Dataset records

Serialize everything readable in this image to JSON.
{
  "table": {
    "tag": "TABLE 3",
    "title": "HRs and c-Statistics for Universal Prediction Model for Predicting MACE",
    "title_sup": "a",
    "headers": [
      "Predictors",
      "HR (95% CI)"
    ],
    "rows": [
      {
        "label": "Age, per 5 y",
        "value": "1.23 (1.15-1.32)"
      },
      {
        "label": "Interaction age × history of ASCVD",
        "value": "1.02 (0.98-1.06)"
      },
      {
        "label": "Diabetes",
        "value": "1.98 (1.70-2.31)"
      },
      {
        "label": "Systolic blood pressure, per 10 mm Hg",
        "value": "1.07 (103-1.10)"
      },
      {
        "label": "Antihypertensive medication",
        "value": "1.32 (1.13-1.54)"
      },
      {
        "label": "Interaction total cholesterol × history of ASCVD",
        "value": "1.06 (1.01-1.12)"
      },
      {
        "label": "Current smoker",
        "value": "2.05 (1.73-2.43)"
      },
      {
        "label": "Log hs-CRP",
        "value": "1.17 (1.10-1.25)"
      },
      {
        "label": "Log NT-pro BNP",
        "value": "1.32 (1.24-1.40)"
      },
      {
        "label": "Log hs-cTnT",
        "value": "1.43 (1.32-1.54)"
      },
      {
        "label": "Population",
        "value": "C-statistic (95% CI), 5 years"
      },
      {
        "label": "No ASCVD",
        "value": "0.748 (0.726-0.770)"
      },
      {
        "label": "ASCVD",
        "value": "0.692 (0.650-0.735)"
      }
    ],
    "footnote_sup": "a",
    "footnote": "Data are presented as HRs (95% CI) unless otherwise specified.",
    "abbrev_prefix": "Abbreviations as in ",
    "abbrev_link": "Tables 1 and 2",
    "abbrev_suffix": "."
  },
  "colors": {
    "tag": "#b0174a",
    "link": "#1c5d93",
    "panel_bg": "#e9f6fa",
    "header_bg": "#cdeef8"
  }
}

---

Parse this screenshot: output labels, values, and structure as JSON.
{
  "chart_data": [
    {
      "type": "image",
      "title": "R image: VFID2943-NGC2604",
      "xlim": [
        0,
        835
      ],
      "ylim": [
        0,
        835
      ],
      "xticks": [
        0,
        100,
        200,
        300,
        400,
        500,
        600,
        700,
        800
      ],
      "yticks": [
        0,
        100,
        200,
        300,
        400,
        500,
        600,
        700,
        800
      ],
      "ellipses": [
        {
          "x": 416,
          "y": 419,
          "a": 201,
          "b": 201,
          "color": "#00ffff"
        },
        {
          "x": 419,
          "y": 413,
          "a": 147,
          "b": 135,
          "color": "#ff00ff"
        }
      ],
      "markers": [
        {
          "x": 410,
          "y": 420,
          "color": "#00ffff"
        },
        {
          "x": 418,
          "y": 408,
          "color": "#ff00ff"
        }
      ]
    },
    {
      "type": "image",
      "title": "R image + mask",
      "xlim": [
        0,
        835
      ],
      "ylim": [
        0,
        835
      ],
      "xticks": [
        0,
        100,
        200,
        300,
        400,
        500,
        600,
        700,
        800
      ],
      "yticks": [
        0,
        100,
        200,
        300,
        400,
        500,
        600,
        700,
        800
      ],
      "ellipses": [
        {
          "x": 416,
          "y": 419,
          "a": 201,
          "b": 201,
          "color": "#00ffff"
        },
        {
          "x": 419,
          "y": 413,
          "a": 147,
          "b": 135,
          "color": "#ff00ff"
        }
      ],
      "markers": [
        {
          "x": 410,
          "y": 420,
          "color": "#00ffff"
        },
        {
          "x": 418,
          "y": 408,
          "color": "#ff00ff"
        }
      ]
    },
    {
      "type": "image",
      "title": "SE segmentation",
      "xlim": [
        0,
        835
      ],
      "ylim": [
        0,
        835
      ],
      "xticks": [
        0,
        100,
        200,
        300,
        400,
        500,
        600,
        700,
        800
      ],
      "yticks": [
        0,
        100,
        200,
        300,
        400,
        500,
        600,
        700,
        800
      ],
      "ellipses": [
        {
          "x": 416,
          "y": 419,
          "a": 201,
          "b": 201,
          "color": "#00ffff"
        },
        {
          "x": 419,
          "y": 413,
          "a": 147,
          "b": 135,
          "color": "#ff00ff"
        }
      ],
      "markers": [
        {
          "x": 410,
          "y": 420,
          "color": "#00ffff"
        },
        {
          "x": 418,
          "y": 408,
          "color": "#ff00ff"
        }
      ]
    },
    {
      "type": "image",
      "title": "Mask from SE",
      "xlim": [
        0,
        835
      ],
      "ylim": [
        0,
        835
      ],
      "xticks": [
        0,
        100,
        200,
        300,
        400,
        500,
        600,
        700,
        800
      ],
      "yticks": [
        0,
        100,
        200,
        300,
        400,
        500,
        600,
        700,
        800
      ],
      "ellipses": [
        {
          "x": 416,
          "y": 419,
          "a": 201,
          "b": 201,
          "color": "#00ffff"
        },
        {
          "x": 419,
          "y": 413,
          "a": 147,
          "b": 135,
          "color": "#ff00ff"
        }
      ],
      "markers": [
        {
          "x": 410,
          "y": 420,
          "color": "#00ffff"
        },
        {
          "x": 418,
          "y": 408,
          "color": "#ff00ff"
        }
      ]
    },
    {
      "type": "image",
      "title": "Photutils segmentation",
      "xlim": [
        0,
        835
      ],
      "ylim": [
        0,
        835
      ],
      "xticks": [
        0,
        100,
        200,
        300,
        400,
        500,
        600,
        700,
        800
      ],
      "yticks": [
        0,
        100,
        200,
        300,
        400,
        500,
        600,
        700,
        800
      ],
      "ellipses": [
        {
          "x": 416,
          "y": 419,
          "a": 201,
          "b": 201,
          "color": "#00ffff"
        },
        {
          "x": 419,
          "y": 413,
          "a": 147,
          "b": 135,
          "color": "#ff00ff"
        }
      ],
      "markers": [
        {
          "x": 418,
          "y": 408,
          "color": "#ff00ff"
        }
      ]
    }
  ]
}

→ **Exercise prompt**:
Give the number of lines in the entries that hold the word "history", and nothing else.

→ **Response**:
2